### WHAT THE TASK REQUIRES
The entries below need to be written out exactly, with no pictures included.

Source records
•••

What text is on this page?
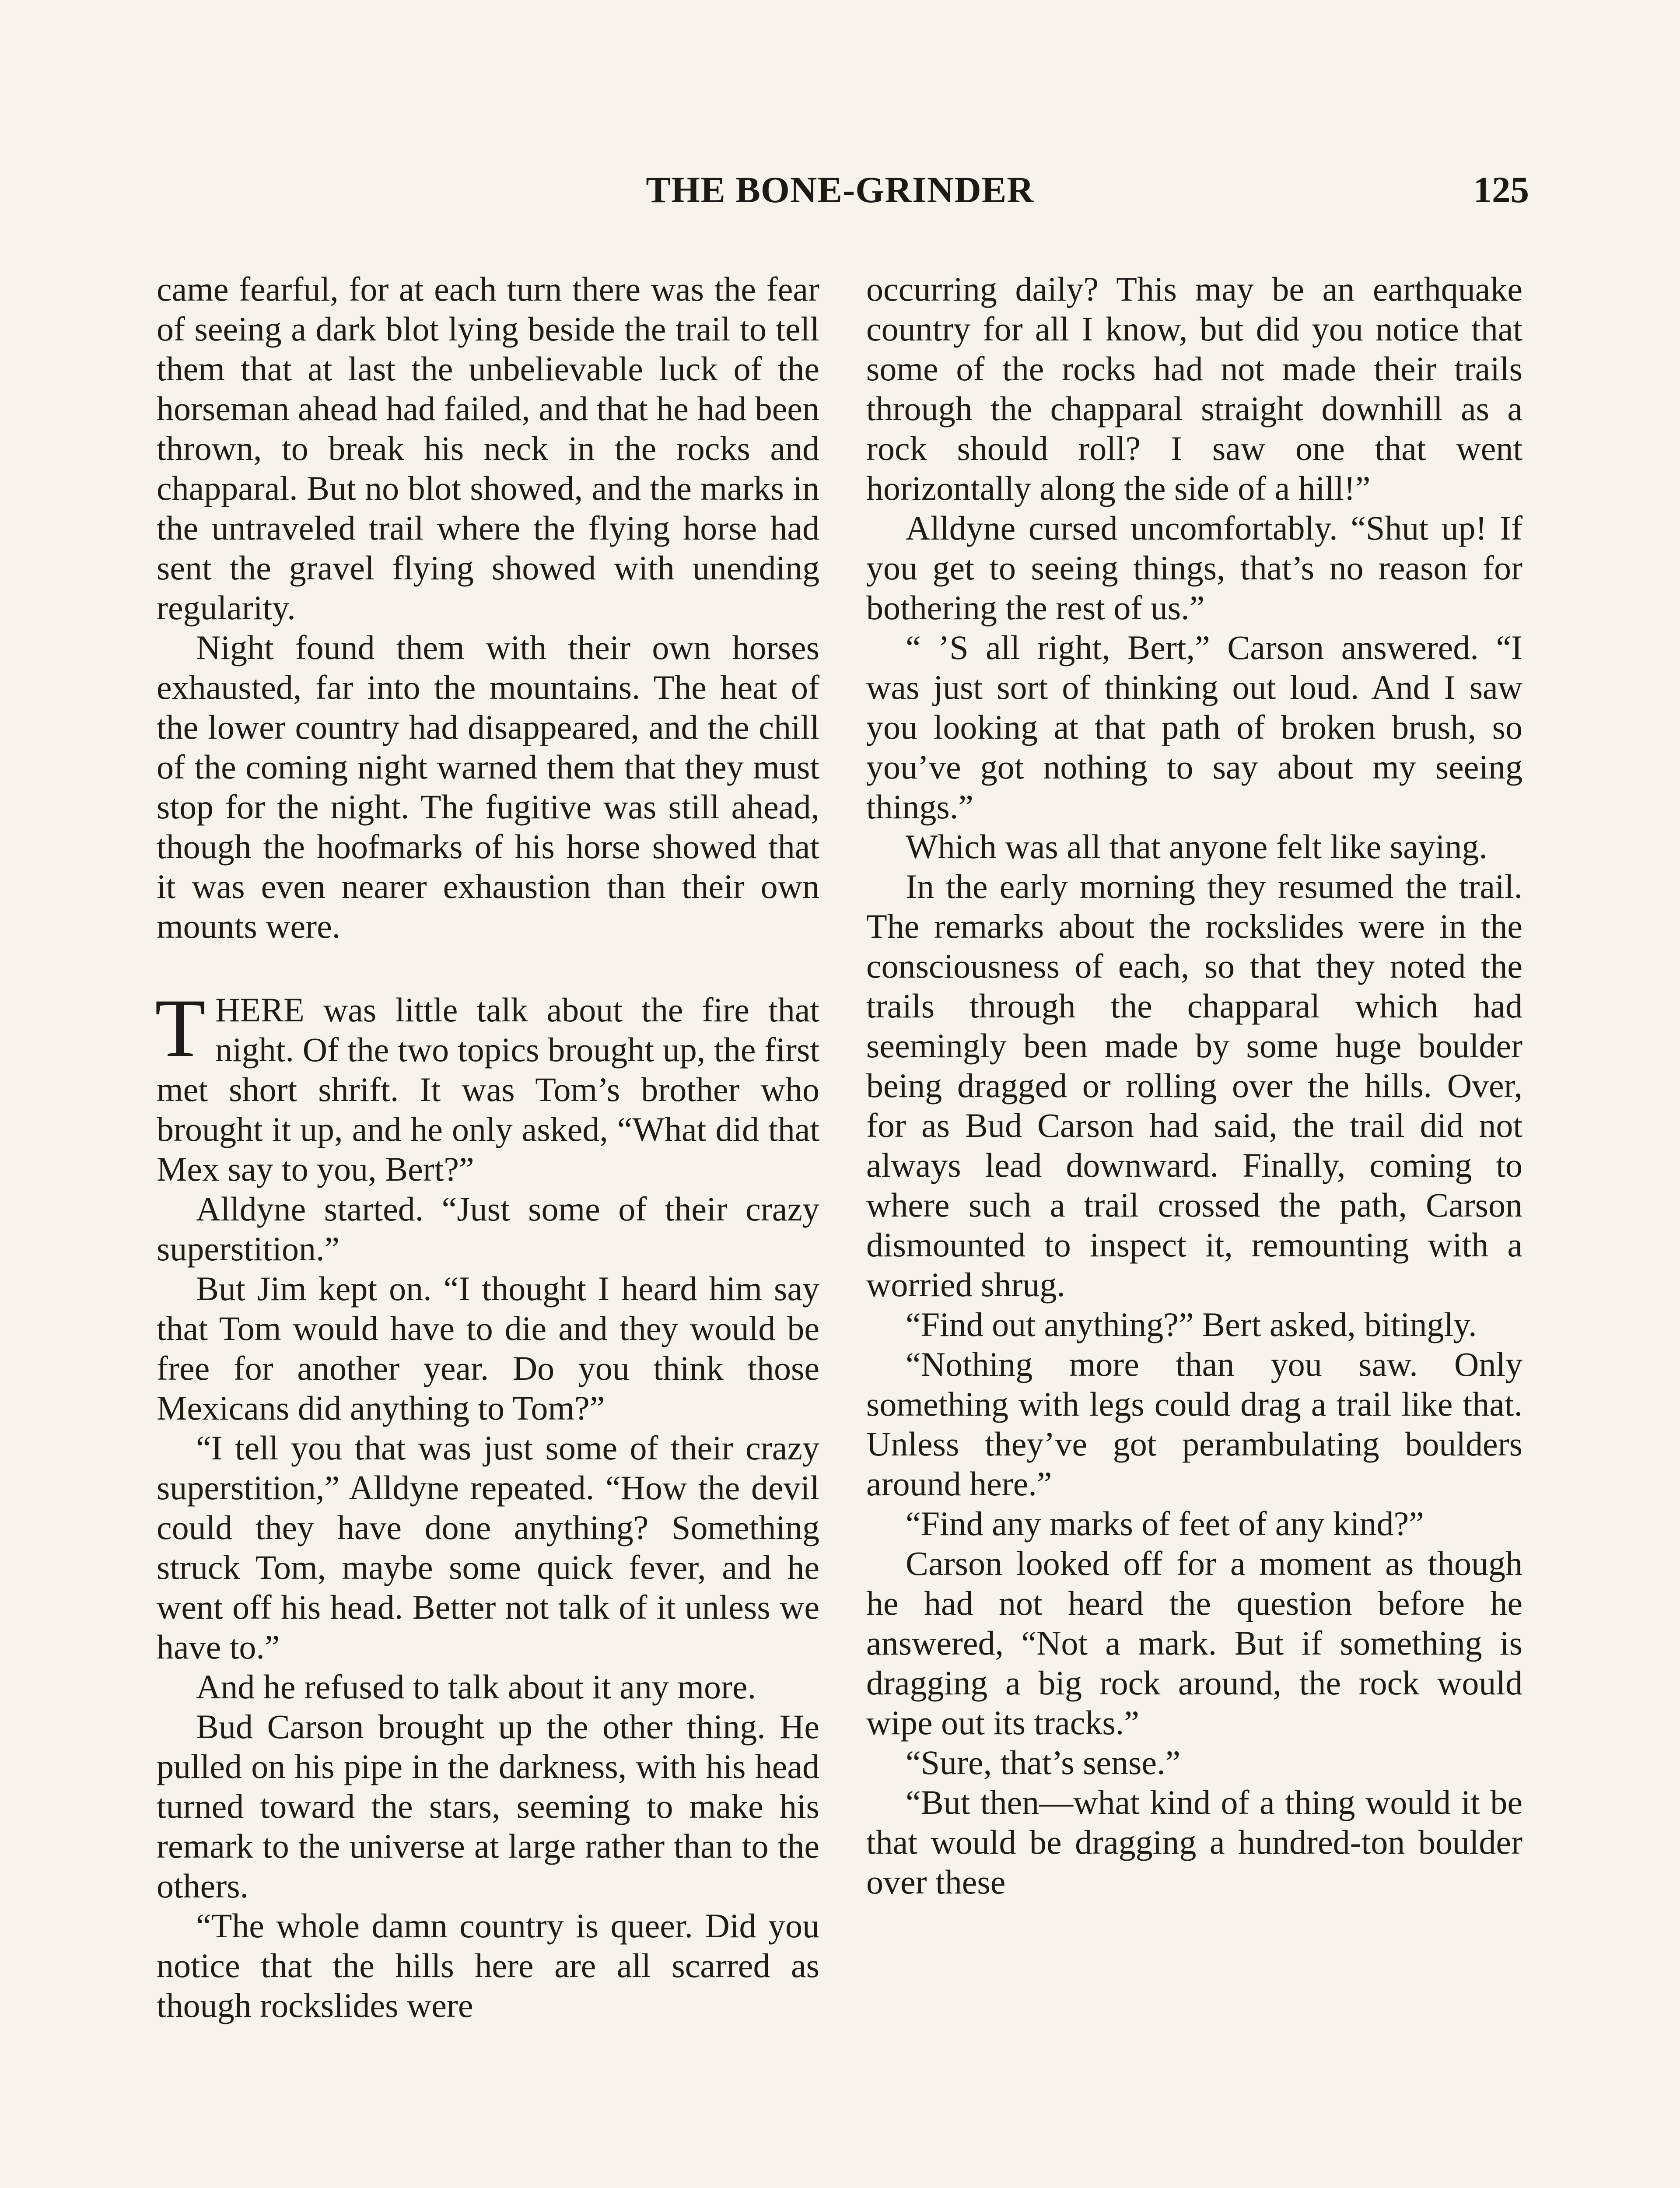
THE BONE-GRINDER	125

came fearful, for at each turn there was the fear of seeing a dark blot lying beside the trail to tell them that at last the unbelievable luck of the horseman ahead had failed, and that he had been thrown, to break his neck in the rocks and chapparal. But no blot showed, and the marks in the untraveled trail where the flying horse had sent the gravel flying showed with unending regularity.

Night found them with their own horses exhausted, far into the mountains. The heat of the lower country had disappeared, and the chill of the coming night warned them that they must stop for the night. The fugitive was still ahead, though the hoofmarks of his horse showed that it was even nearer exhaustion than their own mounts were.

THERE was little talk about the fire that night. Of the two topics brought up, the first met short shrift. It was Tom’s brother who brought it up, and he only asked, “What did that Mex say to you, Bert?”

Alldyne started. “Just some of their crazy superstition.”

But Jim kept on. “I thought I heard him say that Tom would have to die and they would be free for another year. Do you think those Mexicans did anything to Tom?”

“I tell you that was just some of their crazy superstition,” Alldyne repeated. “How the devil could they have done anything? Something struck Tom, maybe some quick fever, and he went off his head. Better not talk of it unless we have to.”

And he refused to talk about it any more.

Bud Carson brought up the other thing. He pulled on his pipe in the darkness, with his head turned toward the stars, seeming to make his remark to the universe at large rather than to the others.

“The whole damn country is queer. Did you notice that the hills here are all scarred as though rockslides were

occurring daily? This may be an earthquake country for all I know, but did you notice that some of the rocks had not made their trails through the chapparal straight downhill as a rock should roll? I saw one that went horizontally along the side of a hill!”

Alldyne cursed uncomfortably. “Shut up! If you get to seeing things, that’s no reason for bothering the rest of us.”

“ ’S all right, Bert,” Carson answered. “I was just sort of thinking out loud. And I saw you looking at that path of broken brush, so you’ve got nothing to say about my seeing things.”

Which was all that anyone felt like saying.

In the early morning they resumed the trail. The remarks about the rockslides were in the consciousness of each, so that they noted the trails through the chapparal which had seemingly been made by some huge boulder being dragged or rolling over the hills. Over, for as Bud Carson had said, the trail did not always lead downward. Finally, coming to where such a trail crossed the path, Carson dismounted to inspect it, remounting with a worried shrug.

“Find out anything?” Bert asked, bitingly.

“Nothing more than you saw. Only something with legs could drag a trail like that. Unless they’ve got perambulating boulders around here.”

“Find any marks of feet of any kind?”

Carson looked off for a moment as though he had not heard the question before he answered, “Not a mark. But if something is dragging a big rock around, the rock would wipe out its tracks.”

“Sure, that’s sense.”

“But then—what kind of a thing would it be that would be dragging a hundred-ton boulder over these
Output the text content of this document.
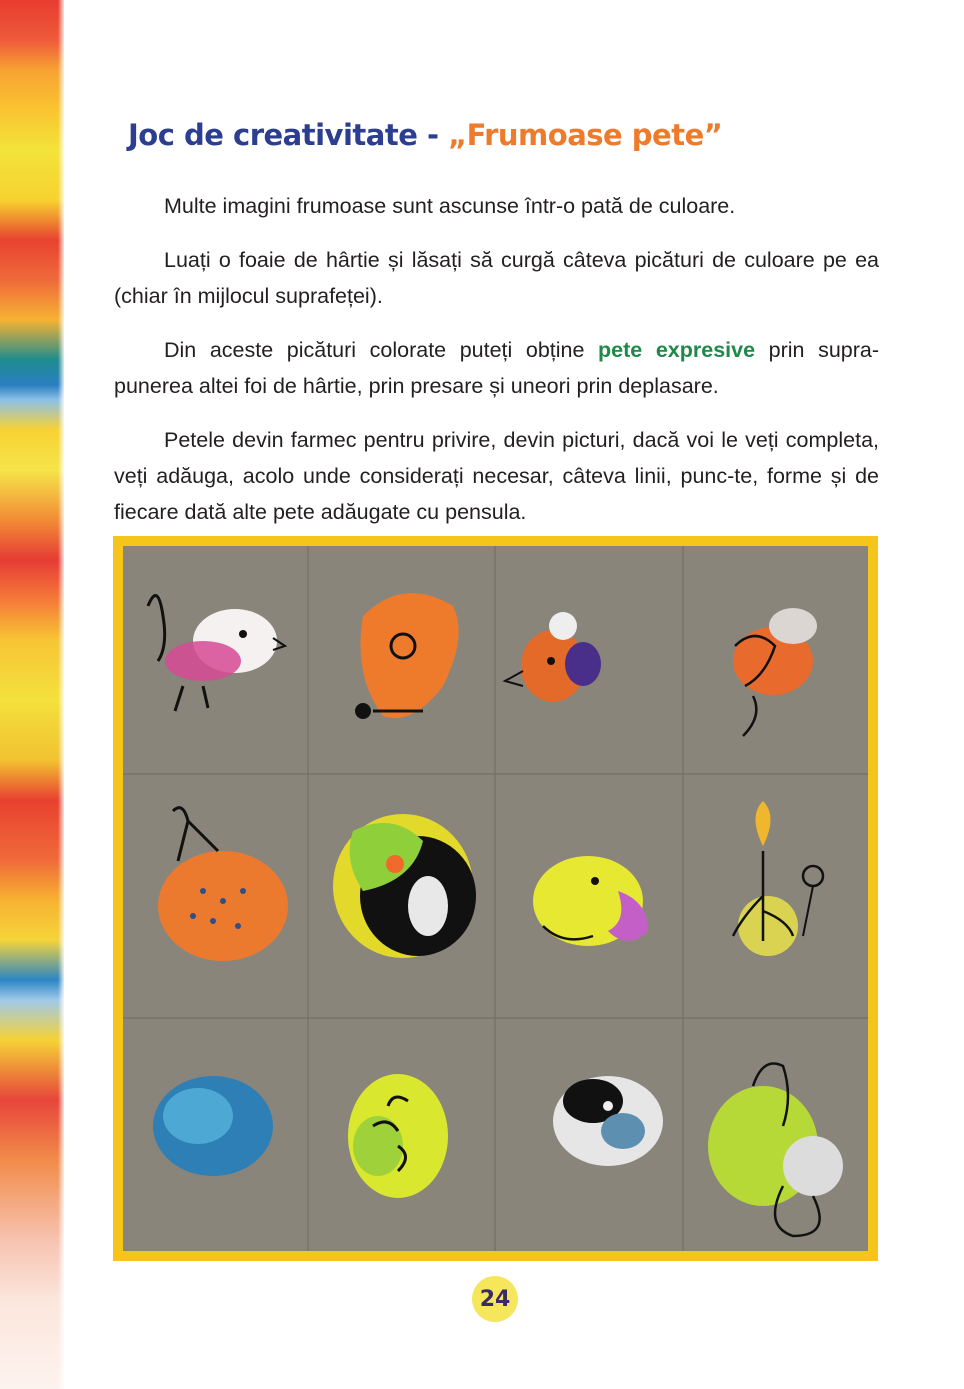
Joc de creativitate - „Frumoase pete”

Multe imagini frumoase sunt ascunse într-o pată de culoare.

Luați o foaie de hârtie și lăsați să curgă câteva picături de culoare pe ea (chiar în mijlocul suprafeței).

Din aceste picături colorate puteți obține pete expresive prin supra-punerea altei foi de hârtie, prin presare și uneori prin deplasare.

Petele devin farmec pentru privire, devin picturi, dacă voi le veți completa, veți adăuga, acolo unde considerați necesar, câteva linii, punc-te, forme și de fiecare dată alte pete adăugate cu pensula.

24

•••

### CORRECT RESULT
What text is on this page?
THE BONE-GRINDER	125

came fearful, for at each turn there was the fear of seeing a dark blot lying beside the trail to tell them that at last the unbelievable luck of the horseman ahead had failed, and that he had been thrown, to break his neck in the rocks and chapparal. But no blot showed, and the marks in the untraveled trail where the flying horse had sent the gravel flying showed with unending regularity.

Night found them with their own horses exhausted, far into the mountains. The heat of the lower country had disappeared, and the chill of the coming night warned them that they must stop for the night. The fugitive was still ahead, though the hoofmarks of his horse showed that it was even nearer exhaustion than their own mounts were.

THERE was little talk about the fire that night. Of the two topics brought up, the first met short shrift. It was Tom’s brother who brought it up, and he only asked, “What did that Mex say to you, Bert?”

Alldyne started. “Just some of their crazy superstition.”

But Jim kept on. “I thought I heard him say that Tom would have to die and they would be free for another year. Do you think those Mexicans did anything to Tom?”

“I tell you that was just some of their crazy superstition,” Alldyne repeated. “How the devil could they have done anything? Something struck Tom, maybe some quick fever, and he went off his head. Better not talk of it unless we have to.”

And he refused to talk about it any more.

Bud Carson brought up the other thing. He pulled on his pipe in the darkness, with his head turned toward the stars, seeming to make his remark to the universe at large rather than to the others.

“The whole damn country is queer. Did you notice that the hills here are all scarred as though rockslides were

occurring daily? This may be an earthquake country for all I know, but did you notice that some of the rocks had not made their trails through the chapparal straight downhill as a rock should roll? I saw one that went horizontally along the side of a hill!”

Alldyne cursed uncomfortably. “Shut up! If you get to seeing things, that’s no reason for bothering the rest of us.”

“ ’S all right, Bert,” Carson answered. “I was just sort of thinking out loud. And I saw you looking at that path of broken brush, so you’ve got nothing to say about my seeing things.”

Which was all that anyone felt like saying.

In the early morning they resumed the trail. The remarks about the rockslides were in the consciousness of each, so that they noted the trails through the chapparal which had seemingly been made by some huge boulder being dragged or rolling over the hills. Over, for as Bud Carson had said, the trail did not always lead downward. Finally, coming to where such a trail crossed the path, Carson dismounted to inspect it, remounting with a worried shrug.

“Find out anything?” Bert asked, bitingly.

“Nothing more than you saw. Only something with legs could drag a trail like that. Unless they’ve got perambulating boulders around here.”

“Find any marks of feet of any kind?”

Carson looked off for a moment as though he had not heard the question before he answered, “Not a mark. But if something is dragging a big rock around, the rock would wipe out its tracks.”

“Sure, that’s sense.”

“But then—what kind of a thing would it be that would be dragging a hundred-ton boulder over these
Output the text content of this document.
Joc de creativitate - „Frumoase pete”

Multe imagini frumoase sunt ascunse într-o pată de culoare.

Luați o foaie de hârtie și lăsați să curgă câteva picături de culoare pe ea (chiar în mijlocul suprafeței).

Din aceste picături colorate puteți obține pete expresive prin supra-punerea altei foi de hârtie, prin presare și uneori prin deplasare.

Petele devin farmec pentru privire, devin picturi, dacă voi le veți completa, veți adăuga, acolo unde considerați necesar, câteva linii, punc-te, forme și de fiecare dată alte pete adăugate cu pensula.

24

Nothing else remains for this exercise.